Records supplied:
* * * * * * * * *
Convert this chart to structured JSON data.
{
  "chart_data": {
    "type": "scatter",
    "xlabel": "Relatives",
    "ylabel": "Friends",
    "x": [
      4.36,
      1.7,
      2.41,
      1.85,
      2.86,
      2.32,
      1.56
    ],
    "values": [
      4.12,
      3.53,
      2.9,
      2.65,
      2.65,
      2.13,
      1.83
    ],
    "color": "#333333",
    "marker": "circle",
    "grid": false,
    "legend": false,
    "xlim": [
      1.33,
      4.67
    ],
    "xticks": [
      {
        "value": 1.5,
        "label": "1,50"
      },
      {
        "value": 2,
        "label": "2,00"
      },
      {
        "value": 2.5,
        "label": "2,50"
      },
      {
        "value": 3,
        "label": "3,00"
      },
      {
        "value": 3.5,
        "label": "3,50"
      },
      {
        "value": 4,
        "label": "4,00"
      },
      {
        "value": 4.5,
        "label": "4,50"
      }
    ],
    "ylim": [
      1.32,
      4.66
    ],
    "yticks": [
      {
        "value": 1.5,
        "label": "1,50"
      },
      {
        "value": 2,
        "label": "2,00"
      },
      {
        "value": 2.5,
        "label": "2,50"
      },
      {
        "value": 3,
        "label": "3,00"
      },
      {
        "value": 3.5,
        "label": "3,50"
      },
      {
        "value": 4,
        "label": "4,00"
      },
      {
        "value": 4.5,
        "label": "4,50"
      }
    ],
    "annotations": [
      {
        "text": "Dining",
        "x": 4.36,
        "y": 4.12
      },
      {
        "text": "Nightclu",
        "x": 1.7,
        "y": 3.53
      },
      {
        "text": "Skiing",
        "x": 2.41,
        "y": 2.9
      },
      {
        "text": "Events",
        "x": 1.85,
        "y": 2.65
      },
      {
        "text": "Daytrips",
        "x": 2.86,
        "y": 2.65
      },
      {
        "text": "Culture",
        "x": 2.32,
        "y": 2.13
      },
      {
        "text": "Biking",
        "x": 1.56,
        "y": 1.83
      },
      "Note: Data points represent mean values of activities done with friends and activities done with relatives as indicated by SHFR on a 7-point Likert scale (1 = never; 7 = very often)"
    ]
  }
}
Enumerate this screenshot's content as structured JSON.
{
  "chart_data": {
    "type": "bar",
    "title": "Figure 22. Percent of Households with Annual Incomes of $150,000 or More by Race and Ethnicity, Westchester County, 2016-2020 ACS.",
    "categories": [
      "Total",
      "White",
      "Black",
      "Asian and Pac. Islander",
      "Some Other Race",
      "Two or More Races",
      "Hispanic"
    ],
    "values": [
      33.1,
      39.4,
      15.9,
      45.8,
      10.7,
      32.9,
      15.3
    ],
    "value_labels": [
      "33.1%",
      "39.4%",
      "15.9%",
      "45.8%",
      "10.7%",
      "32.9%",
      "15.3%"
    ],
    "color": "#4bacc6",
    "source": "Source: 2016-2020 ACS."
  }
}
* * * * * * * * *
Job:
Print the complete listing again, exactly as it stands.

Full answer:
Convert this chart to structured JSON data.
{
  "chart_data": {
    "type": "scatter",
    "xlabel": "Relatives",
    "ylabel": "Friends",
    "x": [
      4.36,
      1.7,
      2.41,
      1.85,
      2.86,
      2.32,
      1.56
    ],
    "values": [
      4.12,
      3.53,
      2.9,
      2.65,
      2.65,
      2.13,
      1.83
    ],
    "color": "#333333",
    "marker": "circle",
    "grid": false,
    "legend": false,
    "xlim": [
      1.33,
      4.67
    ],
    "xticks": [
      {
        "value": 1.5,
        "label": "1,50"
      },
      {
        "value": 2,
        "label": "2,00"
      },
      {
        "value": 2.5,
        "label": "2,50"
      },
      {
        "value": 3,
        "label": "3,00"
      },
      {
        "value": 3.5,
        "label": "3,50"
      },
      {
        "value": 4,
        "label": "4,00"
      },
      {
        "value": 4.5,
        "label": "4,50"
      }
    ],
    "ylim": [
      1.32,
      4.66
    ],
    "yticks": [
      {
        "value": 1.5,
        "label": "1,50"
      },
      {
        "value": 2,
        "label": "2,00"
      },
      {
        "value": 2.5,
        "label": "2,50"
      },
      {
        "value": 3,
        "label": "3,00"
      },
      {
        "value": 3.5,
        "label": "3,50"
      },
      {
        "value": 4,
        "label": "4,00"
      },
      {
        "value": 4.5,
        "label": "4,50"
      }
    ],
    "annotations": [
      {
        "text": "Dining",
        "x": 4.36,
        "y": 4.12
      },
      {
        "text": "Nightclu",
        "x": 1.7,
        "y": 3.53
      },
      {
        "text": "Skiing",
        "x": 2.41,
        "y": 2.9
      },
      {
        "text": "Events",
        "x": 1.85,
        "y": 2.65
      },
      {
        "text": "Daytrips",
        "x": 2.86,
        "y": 2.65
      },
      {
        "text": "Culture",
        "x": 2.32,
        "y": 2.13
      },
      {
        "text": "Biking",
        "x": 1.56,
        "y": 1.83
      },
      "Note: Data points represent mean values of activities done with friends and activities done with relatives as indicated by SHFR on a 7-point Likert scale (1 = never; 7 = very often)"
    ]
  }
}
Enumerate this screenshot's content as structured JSON.
{
  "chart_data": {
    "type": "bar",
    "title": "Figure 22. Percent of Households with Annual Incomes of $150,000 or More by Race and Ethnicity, Westchester County, 2016-2020 ACS.",
    "categories": [
      "Total",
      "White",
      "Black",
      "Asian and Pac. Islander",
      "Some Other Race",
      "Two or More Races",
      "Hispanic"
    ],
    "values": [
      33.1,
      39.4,
      15.9,
      45.8,
      10.7,
      32.9,
      15.3
    ],
    "value_labels": [
      "33.1%",
      "39.4%",
      "15.9%",
      "45.8%",
      "10.7%",
      "32.9%",
      "15.3%"
    ],
    "color": "#4bacc6",
    "source": "Source: 2016-2020 ACS."
  }
}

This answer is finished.